## Records for this task
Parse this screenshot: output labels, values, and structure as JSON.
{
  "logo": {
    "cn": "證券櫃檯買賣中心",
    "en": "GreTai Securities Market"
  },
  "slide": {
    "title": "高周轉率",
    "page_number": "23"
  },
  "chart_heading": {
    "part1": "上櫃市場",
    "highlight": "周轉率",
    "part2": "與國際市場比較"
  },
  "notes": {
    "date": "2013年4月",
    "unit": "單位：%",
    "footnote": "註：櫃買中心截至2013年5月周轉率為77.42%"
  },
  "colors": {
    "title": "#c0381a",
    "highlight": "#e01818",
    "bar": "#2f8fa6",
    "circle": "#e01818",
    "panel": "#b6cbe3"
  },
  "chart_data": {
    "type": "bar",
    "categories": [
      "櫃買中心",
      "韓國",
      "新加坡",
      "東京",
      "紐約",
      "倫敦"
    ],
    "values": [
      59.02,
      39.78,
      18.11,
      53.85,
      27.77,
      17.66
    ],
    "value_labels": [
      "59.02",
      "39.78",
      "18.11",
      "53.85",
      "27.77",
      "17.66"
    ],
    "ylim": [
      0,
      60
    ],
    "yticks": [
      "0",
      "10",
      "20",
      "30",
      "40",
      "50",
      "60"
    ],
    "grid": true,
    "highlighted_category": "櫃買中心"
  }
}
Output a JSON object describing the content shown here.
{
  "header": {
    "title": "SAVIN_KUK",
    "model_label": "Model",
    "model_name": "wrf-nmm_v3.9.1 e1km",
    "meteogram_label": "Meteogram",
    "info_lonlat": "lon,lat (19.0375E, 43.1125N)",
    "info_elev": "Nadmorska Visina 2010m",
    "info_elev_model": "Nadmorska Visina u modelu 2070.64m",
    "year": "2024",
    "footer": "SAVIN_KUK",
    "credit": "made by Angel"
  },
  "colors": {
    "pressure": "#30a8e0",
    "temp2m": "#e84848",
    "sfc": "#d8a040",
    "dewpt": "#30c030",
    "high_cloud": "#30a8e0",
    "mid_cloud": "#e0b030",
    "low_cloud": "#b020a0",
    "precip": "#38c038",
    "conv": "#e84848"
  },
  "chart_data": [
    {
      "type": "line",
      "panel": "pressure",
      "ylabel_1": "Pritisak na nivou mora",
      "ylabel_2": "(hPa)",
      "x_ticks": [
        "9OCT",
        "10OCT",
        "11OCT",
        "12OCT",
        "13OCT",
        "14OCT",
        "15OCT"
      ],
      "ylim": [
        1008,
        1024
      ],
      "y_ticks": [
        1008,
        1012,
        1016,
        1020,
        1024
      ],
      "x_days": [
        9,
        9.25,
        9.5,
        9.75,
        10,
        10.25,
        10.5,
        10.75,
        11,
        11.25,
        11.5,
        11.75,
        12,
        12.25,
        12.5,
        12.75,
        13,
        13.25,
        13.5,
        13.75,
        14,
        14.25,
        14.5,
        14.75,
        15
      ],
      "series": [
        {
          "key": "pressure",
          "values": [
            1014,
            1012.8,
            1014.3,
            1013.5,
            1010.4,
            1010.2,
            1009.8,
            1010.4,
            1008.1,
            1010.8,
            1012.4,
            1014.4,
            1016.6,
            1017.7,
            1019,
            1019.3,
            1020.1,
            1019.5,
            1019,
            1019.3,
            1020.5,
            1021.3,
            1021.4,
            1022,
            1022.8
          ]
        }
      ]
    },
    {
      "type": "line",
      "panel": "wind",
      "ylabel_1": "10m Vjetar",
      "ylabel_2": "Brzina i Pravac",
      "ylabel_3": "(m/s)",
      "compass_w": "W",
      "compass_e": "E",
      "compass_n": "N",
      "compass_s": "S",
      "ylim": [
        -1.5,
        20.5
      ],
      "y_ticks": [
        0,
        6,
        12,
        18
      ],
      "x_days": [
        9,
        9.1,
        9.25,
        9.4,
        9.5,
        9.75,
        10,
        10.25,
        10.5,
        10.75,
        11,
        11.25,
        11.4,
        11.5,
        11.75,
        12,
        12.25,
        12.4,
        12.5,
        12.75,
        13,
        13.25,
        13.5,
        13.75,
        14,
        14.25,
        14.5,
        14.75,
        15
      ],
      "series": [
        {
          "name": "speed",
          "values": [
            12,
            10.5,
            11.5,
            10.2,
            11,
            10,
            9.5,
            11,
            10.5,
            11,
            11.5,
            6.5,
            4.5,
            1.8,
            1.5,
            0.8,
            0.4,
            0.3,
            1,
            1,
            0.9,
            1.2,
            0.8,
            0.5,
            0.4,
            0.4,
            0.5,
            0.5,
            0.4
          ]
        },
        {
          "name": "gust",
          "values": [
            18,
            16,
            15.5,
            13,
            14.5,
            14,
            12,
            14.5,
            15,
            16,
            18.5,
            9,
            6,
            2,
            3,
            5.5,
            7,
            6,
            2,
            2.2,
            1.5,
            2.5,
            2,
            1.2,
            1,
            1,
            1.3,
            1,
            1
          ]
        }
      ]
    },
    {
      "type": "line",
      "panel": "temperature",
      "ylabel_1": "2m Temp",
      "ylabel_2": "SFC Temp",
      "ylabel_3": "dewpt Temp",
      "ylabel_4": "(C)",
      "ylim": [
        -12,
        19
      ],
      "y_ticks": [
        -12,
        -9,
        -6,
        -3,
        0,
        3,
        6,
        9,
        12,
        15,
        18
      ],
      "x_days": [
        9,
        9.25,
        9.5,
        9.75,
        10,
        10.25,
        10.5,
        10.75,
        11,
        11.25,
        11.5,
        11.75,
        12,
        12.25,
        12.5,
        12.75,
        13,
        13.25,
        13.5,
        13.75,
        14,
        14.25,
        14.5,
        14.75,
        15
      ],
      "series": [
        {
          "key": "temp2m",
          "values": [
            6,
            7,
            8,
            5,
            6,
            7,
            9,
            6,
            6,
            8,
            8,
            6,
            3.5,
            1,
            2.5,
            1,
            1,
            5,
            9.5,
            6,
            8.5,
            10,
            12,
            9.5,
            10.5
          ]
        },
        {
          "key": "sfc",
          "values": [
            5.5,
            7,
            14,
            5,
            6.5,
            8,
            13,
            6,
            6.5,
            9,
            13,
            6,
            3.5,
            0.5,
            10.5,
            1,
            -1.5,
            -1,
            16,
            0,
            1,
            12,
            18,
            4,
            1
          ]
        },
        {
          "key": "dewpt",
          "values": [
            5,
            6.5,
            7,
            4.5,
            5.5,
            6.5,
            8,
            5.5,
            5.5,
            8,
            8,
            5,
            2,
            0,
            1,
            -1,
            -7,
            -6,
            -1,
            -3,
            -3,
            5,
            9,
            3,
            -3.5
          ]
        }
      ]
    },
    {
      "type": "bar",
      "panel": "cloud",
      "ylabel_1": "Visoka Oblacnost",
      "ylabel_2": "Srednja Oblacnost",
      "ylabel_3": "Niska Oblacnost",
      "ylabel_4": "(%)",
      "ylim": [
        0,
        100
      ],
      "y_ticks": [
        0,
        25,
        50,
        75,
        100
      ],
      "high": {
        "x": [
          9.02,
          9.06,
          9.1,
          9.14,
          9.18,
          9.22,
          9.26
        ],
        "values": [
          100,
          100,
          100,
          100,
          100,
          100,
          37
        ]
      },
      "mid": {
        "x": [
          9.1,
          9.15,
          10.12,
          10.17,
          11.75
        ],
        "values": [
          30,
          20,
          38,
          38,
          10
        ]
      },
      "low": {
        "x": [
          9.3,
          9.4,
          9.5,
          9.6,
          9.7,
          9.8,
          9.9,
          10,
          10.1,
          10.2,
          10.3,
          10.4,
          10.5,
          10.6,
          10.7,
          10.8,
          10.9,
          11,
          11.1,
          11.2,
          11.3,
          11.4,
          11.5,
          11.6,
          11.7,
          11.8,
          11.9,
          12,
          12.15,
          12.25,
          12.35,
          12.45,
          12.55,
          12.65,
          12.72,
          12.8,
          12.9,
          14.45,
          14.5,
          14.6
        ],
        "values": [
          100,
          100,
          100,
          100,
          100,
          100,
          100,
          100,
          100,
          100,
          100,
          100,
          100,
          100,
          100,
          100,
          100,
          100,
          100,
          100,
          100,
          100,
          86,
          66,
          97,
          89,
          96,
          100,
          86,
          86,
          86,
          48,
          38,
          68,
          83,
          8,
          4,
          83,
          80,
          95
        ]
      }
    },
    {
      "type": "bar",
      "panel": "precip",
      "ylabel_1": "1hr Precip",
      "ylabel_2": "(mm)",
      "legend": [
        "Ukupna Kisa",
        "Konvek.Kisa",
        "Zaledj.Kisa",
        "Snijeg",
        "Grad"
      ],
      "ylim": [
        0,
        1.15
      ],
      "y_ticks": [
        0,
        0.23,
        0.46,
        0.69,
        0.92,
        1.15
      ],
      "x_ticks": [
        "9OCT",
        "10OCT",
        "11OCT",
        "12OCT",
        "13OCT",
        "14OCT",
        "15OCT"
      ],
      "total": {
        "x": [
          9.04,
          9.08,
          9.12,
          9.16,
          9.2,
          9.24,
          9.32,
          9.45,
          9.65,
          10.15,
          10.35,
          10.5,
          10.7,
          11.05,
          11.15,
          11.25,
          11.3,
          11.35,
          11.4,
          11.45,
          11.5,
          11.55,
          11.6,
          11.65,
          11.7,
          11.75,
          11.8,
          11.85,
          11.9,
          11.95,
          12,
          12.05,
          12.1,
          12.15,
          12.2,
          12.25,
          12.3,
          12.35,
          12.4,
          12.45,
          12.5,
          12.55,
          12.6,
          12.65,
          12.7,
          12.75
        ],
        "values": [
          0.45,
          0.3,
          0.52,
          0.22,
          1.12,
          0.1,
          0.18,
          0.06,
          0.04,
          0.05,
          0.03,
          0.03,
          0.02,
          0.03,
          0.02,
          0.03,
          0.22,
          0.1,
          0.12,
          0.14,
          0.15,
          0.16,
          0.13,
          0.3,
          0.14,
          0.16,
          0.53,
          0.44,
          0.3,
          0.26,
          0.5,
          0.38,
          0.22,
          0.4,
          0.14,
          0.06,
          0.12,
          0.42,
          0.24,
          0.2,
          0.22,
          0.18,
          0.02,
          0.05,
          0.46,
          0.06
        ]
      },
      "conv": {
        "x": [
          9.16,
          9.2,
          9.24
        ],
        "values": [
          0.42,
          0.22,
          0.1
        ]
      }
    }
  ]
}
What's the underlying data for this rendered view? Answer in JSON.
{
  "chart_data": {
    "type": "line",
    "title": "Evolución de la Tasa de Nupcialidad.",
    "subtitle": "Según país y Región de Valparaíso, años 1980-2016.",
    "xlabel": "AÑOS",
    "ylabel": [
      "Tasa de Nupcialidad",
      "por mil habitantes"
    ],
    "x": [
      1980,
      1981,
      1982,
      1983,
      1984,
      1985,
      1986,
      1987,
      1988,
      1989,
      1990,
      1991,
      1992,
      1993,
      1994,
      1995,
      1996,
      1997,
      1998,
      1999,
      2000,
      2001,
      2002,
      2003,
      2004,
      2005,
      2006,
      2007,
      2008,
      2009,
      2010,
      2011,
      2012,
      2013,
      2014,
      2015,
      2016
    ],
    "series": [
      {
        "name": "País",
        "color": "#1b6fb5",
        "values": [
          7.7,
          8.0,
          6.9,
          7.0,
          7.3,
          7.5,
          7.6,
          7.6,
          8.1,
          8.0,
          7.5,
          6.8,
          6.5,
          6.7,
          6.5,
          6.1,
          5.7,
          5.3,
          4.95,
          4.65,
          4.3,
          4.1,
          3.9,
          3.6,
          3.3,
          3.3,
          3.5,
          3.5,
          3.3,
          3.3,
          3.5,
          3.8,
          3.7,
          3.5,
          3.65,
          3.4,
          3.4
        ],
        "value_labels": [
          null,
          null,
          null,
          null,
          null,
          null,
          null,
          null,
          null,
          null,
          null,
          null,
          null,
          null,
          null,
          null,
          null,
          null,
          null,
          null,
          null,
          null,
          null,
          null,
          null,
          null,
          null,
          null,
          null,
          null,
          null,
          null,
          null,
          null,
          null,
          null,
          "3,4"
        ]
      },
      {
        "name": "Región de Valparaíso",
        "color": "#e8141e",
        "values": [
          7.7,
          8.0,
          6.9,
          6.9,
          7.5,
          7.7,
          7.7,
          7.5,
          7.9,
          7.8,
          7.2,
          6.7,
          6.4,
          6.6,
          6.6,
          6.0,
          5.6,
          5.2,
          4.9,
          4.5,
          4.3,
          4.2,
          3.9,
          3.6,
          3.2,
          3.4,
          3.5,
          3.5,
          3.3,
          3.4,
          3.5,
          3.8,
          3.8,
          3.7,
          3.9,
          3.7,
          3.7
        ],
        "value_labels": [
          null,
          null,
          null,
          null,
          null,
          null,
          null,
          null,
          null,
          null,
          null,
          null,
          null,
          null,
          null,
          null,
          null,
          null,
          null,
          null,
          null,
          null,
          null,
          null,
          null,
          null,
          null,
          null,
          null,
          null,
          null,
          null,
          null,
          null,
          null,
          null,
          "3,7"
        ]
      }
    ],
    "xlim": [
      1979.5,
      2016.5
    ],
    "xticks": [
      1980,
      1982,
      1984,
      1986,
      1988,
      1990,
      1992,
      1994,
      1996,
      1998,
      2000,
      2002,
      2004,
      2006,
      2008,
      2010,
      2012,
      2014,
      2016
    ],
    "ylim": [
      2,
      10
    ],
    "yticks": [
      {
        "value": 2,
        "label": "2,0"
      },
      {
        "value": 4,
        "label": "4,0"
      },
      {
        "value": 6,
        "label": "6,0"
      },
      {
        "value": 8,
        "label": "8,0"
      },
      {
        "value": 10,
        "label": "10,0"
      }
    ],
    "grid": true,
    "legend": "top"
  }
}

## Task description
Using the listing above, gather each line that holds the string "dewpt" and copy it.

## Result for this exercise
    "dewpt": "#30c030",
      "ylabel_3": "dewpt Temp",
          "key": "dewpt",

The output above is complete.